━━ Input data ━━
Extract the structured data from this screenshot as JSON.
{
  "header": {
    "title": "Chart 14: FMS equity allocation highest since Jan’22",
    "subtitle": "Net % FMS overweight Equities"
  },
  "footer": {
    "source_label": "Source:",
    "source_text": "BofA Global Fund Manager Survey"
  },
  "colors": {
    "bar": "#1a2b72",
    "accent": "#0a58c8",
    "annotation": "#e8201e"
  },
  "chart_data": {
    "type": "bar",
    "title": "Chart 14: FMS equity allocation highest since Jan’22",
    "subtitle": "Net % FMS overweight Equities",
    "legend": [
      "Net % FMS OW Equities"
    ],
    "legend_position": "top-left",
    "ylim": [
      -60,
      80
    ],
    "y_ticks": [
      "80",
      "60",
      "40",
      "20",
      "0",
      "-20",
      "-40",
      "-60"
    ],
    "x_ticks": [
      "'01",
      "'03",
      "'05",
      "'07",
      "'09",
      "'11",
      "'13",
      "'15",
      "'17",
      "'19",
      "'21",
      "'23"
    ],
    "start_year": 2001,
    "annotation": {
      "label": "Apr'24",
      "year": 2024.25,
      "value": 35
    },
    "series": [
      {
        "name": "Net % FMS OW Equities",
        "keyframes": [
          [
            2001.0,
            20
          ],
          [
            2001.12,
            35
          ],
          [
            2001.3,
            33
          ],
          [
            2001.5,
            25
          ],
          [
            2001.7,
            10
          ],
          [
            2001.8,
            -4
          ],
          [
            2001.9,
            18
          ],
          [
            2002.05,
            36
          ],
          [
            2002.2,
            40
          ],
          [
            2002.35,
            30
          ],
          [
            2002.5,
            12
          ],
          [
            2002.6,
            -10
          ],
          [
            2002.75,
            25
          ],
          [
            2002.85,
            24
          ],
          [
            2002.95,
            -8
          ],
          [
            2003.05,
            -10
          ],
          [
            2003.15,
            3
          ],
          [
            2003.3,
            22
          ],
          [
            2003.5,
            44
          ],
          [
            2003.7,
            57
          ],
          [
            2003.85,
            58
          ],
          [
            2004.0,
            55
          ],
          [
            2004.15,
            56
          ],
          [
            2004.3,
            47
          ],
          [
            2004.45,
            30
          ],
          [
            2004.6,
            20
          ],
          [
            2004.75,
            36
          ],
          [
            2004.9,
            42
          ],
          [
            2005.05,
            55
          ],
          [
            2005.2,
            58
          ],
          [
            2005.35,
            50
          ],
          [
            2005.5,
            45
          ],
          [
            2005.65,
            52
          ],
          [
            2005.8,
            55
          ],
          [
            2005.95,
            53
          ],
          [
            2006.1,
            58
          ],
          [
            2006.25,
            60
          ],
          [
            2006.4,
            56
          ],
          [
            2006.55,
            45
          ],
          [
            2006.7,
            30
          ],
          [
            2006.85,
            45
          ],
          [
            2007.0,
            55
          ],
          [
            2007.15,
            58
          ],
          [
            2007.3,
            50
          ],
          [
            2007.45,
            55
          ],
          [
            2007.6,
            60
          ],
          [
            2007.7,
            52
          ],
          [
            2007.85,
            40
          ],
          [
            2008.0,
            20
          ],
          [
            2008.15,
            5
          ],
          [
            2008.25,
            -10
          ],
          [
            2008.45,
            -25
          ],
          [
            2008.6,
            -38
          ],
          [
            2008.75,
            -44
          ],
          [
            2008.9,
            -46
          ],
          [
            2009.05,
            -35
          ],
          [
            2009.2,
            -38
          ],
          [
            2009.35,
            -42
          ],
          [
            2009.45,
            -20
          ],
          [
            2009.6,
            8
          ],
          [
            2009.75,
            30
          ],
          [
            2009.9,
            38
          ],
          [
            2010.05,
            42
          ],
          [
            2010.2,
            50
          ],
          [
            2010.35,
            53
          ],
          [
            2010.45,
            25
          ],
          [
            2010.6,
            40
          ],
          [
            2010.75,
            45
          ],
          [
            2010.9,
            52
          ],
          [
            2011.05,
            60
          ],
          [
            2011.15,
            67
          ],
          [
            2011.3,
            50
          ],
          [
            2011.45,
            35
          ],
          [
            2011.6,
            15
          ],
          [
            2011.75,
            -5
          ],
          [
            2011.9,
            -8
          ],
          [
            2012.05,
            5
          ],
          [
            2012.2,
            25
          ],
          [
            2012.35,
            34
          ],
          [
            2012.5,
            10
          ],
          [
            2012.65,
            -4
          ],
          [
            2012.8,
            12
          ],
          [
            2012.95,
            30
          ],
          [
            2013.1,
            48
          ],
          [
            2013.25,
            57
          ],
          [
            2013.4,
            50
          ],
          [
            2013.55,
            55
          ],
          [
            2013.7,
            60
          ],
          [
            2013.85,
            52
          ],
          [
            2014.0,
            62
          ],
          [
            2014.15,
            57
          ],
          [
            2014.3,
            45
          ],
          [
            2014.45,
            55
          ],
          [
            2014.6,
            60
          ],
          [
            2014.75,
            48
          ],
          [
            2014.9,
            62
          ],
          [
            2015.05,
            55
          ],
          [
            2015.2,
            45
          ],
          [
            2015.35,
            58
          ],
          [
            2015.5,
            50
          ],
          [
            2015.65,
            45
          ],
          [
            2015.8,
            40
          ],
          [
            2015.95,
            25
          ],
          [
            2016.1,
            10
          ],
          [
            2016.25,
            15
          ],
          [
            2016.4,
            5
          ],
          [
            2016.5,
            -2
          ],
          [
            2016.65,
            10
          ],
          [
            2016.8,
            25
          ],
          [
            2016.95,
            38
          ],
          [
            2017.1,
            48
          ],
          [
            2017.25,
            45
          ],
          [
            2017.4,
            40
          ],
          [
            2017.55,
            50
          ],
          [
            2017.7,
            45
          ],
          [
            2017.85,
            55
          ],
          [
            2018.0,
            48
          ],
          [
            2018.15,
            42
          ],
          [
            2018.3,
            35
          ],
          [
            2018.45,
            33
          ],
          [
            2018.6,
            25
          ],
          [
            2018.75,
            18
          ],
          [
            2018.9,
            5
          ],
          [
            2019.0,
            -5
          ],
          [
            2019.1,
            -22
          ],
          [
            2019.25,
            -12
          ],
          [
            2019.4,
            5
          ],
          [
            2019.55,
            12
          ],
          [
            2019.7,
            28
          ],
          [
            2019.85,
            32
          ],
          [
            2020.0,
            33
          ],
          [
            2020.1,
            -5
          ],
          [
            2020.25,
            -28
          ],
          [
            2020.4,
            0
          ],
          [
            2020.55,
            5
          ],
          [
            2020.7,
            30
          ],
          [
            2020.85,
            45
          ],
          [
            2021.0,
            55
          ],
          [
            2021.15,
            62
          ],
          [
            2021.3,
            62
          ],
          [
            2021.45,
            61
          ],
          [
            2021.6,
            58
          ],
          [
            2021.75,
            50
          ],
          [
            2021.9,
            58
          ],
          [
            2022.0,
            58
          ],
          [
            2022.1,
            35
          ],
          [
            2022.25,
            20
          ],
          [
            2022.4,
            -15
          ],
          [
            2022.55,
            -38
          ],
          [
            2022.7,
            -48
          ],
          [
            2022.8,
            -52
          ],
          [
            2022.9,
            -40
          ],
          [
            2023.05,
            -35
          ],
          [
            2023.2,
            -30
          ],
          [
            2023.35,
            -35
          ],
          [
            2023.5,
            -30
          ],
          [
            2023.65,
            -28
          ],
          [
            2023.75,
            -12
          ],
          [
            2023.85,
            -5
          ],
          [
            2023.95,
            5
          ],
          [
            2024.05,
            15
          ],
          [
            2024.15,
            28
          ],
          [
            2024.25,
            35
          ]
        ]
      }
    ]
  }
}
━━━
### Exercise
Reproduce the material precisely, including every line.

### Response
Extract the structured data from this screenshot as JSON.
{
  "header": {
    "title": "Chart 14: FMS equity allocation highest since Jan’22",
    "subtitle": "Net % FMS overweight Equities"
  },
  "footer": {
    "source_label": "Source:",
    "source_text": "BofA Global Fund Manager Survey"
  },
  "colors": {
    "bar": "#1a2b72",
    "accent": "#0a58c8",
    "annotation": "#e8201e"
  },
  "chart_data": {
    "type": "bar",
    "title": "Chart 14: FMS equity allocation highest since Jan’22",
    "subtitle": "Net % FMS overweight Equities",
    "legend": [
      "Net % FMS OW Equities"
    ],
    "legend_position": "top-left",
    "ylim": [
      -60,
      80
    ],
    "y_ticks": [
      "80",
      "60",
      "40",
      "20",
      "0",
      "-20",
      "-40",
      "-60"
    ],
    "x_ticks": [
      "'01",
      "'03",
      "'05",
      "'07",
      "'09",
      "'11",
      "'13",
      "'15",
      "'17",
      "'19",
      "'21",
      "'23"
    ],
    "start_year": 2001,
    "annotation": {
      "label": "Apr'24",
      "year": 2024.25,
      "value": 35
    },
    "series": [
      {
        "name": "Net % FMS OW Equities",
        "keyframes": [
          [
            2001.0,
            20
          ],
          [
            2001.12,
            35
          ],
          [
            2001.3,
            33
          ],
          [
            2001.5,
            25
          ],
          [
            2001.7,
            10
          ],
          [
            2001.8,
            -4
          ],
          [
            2001.9,
            18
          ],
          [
            2002.05,
            36
          ],
          [
            2002.2,
            40
          ],
          [
            2002.35,
            30
          ],
          [
            2002.5,
            12
          ],
          [
            2002.6,
            -10
          ],
          [
            2002.75,
            25
          ],
          [
            2002.85,
            24
          ],
          [
            2002.95,
            -8
          ],
          [
            2003.05,
            -10
          ],
          [
            2003.15,
            3
          ],
          [
            2003.3,
            22
          ],
          [
            2003.5,
            44
          ],
          [
            2003.7,
            57
          ],
          [
            2003.85,
            58
          ],
          [
            2004.0,
            55
          ],
          [
            2004.15,
            56
          ],
          [
            2004.3,
            47
          ],
          [
            2004.45,
            30
          ],
          [
            2004.6,
            20
          ],
          [
            2004.75,
            36
          ],
          [
            2004.9,
            42
          ],
          [
            2005.05,
            55
          ],
          [
            2005.2,
            58
          ],
          [
            2005.35,
            50
          ],
          [
            2005.5,
            45
          ],
          [
            2005.65,
            52
          ],
          [
            2005.8,
            55
          ],
          [
            2005.95,
            53
          ],
          [
            2006.1,
            58
          ],
          [
            2006.25,
            60
          ],
          [
            2006.4,
            56
          ],
          [
            2006.55,
            45
          ],
          [
            2006.7,
            30
          ],
          [
            2006.85,
            45
          ],
          [
            2007.0,
            55
          ],
          [
            2007.15,
            58
          ],
          [
            2007.3,
            50
          ],
          [
            2007.45,
            55
          ],
          [
            2007.6,
            60
          ],
          [
            2007.7,
            52
          ],
          [
            2007.85,
            40
          ],
          [
            2008.0,
            20
          ],
          [
            2008.15,
            5
          ],
          [
            2008.25,
            -10
          ],
          [
            2008.45,
            -25
          ],
          [
            2008.6,
            -38
          ],
          [
            2008.75,
            -44
          ],
          [
            2008.9,
            -46
          ],
          [
            2009.05,
            -35
          ],
          [
            2009.2,
            -38
          ],
          [
            2009.35,
            -42
          ],
          [
            2009.45,
            -20
          ],
          [
            2009.6,
            8
          ],
          [
            2009.75,
            30
          ],
          [
            2009.9,
            38
          ],
          [
            2010.05,
            42
          ],
          [
            2010.2,
            50
          ],
          [
            2010.35,
            53
          ],
          [
            2010.45,
            25
          ],
          [
            2010.6,
            40
          ],
          [
            2010.75,
            45
          ],
          [
            2010.9,
            52
          ],
          [
            2011.05,
            60
          ],
          [
            2011.15,
            67
          ],
          [
            2011.3,
            50
          ],
          [
            2011.45,
            35
          ],
          [
            2011.6,
            15
          ],
          [
            2011.75,
            -5
          ],
          [
            2011.9,
            -8
          ],
          [
            2012.05,
            5
          ],
          [
            2012.2,
            25
          ],
          [
            2012.35,
            34
          ],
          [
            2012.5,
            10
          ],
          [
            2012.65,
            -4
          ],
          [
            2012.8,
            12
          ],
          [
            2012.95,
            30
          ],
          [
            2013.1,
            48
          ],
          [
            2013.25,
            57
          ],
          [
            2013.4,
            50
          ],
          [
            2013.55,
            55
          ],
          [
            2013.7,
            60
          ],
          [
            2013.85,
            52
          ],
          [
            2014.0,
            62
          ],
          [
            2014.15,
            57
          ],
          [
            2014.3,
            45
          ],
          [
            2014.45,
            55
          ],
          [
            2014.6,
            60
          ],
          [
            2014.75,
            48
          ],
          [
            2014.9,
            62
          ],
          [
            2015.05,
            55
          ],
          [
            2015.2,
            45
          ],
          [
            2015.35,
            58
          ],
          [
            2015.5,
            50
          ],
          [
            2015.65,
            45
          ],
          [
            2015.8,
            40
          ],
          [
            2015.95,
            25
          ],
          [
            2016.1,
            10
          ],
          [
            2016.25,
            15
          ],
          [
            2016.4,
            5
          ],
          [
            2016.5,
            -2
          ],
          [
            2016.65,
            10
          ],
          [
            2016.8,
            25
          ],
          [
            2016.95,
            38
          ],
          [
            2017.1,
            48
          ],
          [
            2017.25,
            45
          ],
          [
            2017.4,
            40
          ],
          [
            2017.55,
            50
          ],
          [
            2017.7,
            45
          ],
          [
            2017.85,
            55
          ],
          [
            2018.0,
            48
          ],
          [
            2018.15,
            42
          ],
          [
            2018.3,
            35
          ],
          [
            2018.45,
            33
          ],
          [
            2018.6,
            25
          ],
          [
            2018.75,
            18
          ],
          [
            2018.9,
            5
          ],
          [
            2019.0,
            -5
          ],
          [
            2019.1,
            -22
          ],
          [
            2019.25,
            -12
          ],
          [
            2019.4,
            5
          ],
          [
            2019.55,
            12
          ],
          [
            2019.7,
            28
          ],
          [
            2019.85,
            32
          ],
          [
            2020.0,
            33
          ],
          [
            2020.1,
            -5
          ],
          [
            2020.25,
            -28
          ],
          [
            2020.4,
            0
          ],
          [
            2020.55,
            5
          ],
          [
            2020.7,
            30
          ],
          [
            2020.85,
            45
          ],
          [
            2021.0,
            55
          ],
          [
            2021.15,
            62
          ],
          [
            2021.3,
            62
          ],
          [
            2021.45,
            61
          ],
          [
            2021.6,
            58
          ],
          [
            2021.75,
            50
          ],
          [
            2021.9,
            58
          ],
          [
            2022.0,
            58
          ],
          [
            2022.1,
            35
          ],
          [
            2022.25,
            20
          ],
          [
            2022.4,
            -15
          ],
          [
            2022.55,
            -38
          ],
          [
            2022.7,
            -48
          ],
          [
            2022.8,
            -52
          ],
          [
            2022.9,
            -40
          ],
          [
            2023.05,
            -35
          ],
          [
            2023.2,
            -30
          ],
          [
            2023.35,
            -35
          ],
          [
            2023.5,
            -30
          ],
          [
            2023.65,
            -28
          ],
          [
            2023.75,
            -12
          ],
          [
            2023.85,
            -5
          ],
          [
            2023.95,
            5
          ],
          [
            2024.05,
            15
          ],
          [
            2024.15,
            28
          ],
          [
            2024.25,
            35
          ]
        ]
      }
    ]
  }
}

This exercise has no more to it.